* Exercise goal: Assemble all lines in which the string "tečkou" appears.
____ Material for this exercise
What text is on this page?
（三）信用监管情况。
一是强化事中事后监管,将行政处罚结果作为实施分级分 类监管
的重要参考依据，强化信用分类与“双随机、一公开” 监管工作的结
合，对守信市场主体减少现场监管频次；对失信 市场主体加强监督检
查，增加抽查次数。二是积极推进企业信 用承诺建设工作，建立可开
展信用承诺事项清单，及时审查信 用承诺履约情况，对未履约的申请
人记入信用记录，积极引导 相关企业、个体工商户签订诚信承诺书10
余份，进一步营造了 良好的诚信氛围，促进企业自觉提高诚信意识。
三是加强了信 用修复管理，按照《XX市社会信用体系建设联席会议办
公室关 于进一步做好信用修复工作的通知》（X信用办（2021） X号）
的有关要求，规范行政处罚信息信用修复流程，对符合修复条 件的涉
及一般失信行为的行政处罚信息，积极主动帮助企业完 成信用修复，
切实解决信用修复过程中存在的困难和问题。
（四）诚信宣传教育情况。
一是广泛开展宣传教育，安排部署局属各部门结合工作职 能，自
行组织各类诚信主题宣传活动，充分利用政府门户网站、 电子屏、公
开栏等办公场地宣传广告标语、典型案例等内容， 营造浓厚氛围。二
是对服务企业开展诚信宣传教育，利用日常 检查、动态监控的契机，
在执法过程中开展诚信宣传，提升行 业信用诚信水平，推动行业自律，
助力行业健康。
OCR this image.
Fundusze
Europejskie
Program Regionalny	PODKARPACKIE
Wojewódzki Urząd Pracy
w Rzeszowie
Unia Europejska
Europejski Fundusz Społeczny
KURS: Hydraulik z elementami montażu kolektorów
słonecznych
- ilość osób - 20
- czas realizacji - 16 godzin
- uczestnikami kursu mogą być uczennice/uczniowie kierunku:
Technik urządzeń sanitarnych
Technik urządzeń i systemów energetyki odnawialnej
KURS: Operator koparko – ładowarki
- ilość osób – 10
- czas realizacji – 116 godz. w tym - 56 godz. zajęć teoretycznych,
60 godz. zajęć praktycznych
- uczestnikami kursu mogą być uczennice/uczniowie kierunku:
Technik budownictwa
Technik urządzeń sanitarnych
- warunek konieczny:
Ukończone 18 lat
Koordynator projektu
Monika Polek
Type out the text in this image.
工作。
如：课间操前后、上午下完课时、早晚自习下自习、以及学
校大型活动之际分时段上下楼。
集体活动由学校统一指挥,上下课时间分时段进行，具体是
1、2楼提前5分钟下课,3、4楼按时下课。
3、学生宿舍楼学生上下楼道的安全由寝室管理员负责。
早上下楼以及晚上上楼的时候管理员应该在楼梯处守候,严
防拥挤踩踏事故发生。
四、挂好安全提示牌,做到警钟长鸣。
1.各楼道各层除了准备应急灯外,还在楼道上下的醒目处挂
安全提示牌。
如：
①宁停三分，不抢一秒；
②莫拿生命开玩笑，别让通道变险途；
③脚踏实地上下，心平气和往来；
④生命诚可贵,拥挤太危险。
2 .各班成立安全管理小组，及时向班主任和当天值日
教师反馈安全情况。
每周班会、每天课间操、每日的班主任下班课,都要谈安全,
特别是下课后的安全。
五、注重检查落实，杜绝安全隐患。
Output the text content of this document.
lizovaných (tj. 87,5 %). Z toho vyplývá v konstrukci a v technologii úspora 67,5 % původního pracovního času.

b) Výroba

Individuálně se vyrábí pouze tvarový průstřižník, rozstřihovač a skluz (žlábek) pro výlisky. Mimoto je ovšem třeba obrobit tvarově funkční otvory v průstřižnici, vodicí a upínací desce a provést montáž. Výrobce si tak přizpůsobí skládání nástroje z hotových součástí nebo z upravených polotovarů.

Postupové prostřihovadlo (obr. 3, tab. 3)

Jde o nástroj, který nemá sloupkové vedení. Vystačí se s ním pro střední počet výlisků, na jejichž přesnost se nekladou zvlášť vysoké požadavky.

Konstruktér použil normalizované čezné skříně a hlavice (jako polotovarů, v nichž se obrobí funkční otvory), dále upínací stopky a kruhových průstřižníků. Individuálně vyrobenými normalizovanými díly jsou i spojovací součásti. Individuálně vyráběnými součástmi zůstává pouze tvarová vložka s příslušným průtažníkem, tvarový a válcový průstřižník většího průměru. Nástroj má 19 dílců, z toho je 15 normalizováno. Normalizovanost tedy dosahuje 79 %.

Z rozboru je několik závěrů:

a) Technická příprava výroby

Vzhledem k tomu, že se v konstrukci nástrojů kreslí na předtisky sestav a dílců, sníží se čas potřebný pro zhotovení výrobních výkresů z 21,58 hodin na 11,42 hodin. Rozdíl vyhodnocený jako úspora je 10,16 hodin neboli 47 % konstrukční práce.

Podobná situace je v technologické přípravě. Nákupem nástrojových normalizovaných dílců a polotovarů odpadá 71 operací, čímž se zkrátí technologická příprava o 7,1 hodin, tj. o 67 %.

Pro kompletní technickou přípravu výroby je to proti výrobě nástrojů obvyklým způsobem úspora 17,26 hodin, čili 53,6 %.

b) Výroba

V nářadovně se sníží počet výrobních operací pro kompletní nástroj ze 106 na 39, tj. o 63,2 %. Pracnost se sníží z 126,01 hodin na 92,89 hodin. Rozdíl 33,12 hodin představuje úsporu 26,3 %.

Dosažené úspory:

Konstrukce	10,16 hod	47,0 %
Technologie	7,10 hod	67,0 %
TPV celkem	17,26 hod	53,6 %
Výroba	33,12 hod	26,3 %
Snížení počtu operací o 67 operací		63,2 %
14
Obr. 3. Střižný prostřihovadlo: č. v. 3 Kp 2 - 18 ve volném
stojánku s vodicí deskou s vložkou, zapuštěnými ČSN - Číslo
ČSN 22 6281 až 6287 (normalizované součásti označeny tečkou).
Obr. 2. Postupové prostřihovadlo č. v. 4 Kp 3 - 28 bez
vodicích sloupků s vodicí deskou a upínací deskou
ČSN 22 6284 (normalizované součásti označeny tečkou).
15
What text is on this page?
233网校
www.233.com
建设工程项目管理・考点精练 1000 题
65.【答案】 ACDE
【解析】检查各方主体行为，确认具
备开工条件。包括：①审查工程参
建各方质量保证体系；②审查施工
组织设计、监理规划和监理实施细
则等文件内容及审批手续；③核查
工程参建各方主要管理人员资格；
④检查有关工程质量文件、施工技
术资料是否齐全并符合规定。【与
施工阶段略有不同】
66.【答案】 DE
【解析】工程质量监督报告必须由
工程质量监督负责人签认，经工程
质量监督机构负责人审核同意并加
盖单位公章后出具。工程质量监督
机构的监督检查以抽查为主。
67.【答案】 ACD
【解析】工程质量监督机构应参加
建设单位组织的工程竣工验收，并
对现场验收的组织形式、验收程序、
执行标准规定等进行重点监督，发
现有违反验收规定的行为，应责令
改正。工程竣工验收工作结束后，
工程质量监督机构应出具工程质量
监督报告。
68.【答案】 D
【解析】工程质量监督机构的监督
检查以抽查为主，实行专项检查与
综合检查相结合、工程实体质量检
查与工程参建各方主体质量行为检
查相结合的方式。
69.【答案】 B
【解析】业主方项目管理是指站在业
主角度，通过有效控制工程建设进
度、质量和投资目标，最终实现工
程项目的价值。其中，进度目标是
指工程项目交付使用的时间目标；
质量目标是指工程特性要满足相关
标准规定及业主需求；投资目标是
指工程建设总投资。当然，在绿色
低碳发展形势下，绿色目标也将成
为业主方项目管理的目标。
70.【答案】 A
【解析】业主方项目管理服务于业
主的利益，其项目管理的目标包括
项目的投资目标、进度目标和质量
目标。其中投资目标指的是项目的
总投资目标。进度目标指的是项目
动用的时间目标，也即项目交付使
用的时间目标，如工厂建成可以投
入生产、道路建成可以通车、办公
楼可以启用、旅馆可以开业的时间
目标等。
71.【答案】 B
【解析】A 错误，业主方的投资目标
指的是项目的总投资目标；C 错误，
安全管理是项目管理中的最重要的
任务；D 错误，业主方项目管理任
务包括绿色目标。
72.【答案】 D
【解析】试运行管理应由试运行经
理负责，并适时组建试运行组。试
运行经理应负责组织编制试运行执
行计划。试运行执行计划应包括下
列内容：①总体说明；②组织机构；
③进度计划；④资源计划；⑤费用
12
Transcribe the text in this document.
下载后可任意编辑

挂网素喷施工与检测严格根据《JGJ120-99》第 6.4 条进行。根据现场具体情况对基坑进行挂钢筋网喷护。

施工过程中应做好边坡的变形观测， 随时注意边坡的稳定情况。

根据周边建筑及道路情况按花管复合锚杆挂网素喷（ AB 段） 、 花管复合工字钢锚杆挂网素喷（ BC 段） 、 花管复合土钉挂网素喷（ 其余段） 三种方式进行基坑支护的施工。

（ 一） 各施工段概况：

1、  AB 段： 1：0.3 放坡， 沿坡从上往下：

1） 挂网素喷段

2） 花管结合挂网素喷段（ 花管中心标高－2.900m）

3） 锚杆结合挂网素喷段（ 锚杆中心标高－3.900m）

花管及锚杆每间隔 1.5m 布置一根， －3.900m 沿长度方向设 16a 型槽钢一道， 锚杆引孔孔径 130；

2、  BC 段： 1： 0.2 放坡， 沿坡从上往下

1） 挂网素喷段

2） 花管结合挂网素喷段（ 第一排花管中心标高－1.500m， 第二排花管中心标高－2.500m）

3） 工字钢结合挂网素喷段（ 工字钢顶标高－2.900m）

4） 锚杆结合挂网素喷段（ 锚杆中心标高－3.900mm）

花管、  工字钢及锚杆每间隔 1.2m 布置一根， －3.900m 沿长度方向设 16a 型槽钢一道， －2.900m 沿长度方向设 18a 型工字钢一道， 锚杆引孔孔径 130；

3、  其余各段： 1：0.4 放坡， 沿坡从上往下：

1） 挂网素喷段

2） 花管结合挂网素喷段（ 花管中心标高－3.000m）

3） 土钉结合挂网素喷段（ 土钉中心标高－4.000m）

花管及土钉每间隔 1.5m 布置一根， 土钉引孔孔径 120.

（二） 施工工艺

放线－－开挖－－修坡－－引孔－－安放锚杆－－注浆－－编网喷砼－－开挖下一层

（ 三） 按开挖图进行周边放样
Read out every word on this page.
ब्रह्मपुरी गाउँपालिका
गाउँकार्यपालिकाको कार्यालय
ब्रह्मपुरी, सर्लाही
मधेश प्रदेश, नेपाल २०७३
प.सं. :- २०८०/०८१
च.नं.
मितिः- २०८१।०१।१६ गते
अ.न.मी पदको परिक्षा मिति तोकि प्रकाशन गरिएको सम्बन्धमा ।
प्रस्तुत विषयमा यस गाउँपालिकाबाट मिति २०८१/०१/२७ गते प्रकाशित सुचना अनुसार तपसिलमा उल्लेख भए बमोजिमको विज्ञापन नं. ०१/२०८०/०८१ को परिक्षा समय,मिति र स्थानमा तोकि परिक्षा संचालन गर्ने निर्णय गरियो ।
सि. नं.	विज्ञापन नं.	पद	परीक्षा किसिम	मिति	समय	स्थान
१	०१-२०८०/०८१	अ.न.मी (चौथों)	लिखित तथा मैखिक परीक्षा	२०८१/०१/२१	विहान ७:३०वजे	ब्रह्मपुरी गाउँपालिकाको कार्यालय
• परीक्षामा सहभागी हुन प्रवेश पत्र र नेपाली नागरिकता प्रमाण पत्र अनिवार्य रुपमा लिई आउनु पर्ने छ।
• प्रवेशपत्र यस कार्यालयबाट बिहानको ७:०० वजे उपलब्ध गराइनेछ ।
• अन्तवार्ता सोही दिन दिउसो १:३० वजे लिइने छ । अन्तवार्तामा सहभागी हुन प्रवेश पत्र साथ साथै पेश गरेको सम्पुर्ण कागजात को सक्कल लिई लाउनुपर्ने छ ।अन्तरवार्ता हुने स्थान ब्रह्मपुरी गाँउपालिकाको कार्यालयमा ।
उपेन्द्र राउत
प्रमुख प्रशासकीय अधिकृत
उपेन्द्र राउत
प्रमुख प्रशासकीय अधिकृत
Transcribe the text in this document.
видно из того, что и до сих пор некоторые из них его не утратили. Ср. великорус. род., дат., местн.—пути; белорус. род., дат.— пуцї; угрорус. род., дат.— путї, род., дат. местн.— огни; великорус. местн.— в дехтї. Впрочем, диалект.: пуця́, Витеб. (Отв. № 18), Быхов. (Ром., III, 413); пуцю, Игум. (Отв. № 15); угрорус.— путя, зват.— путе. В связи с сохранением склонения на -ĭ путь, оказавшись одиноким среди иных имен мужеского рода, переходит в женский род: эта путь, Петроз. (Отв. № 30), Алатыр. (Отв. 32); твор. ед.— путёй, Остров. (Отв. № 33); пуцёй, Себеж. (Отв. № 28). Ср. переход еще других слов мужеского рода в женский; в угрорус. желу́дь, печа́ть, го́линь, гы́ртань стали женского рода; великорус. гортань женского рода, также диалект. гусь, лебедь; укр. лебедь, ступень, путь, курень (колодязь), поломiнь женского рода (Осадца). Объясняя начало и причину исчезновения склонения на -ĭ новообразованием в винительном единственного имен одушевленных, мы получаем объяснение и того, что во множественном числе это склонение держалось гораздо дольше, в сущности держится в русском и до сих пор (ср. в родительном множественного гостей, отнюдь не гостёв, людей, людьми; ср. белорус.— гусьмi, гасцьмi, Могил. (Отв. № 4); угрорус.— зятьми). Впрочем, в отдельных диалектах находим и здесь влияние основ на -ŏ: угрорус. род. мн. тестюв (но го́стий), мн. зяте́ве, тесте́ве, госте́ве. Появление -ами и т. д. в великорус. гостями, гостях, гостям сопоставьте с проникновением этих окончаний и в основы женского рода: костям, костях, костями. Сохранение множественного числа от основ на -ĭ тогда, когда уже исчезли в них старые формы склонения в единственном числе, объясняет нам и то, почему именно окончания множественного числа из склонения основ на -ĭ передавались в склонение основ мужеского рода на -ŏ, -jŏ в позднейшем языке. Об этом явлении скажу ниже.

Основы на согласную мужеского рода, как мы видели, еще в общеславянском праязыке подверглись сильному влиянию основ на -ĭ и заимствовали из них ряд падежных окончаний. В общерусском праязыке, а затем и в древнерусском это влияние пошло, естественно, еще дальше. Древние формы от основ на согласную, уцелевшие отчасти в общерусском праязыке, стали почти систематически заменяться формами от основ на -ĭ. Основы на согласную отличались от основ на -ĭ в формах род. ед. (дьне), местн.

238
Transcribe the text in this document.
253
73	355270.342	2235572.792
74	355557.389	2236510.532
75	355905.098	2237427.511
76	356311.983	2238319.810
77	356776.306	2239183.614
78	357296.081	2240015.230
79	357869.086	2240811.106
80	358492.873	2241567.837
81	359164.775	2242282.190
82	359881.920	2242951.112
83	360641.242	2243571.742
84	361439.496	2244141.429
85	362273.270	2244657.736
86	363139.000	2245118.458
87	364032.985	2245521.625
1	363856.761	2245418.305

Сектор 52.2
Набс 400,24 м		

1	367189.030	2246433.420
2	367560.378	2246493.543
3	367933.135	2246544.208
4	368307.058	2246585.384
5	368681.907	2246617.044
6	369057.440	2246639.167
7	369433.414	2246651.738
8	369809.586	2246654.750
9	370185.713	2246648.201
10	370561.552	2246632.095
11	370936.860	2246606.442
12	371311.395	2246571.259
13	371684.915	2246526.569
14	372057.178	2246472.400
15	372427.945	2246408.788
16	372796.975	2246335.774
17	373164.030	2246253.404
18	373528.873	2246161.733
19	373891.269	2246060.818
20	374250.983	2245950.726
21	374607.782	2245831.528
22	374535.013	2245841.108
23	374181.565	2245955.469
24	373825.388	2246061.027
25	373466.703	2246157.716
________
* The output:
ČSN 22 6281 až 6287 (normalizované součásti označeny tečkou).
ČSN 22 6284 (normalizované součásti označeny tečkou).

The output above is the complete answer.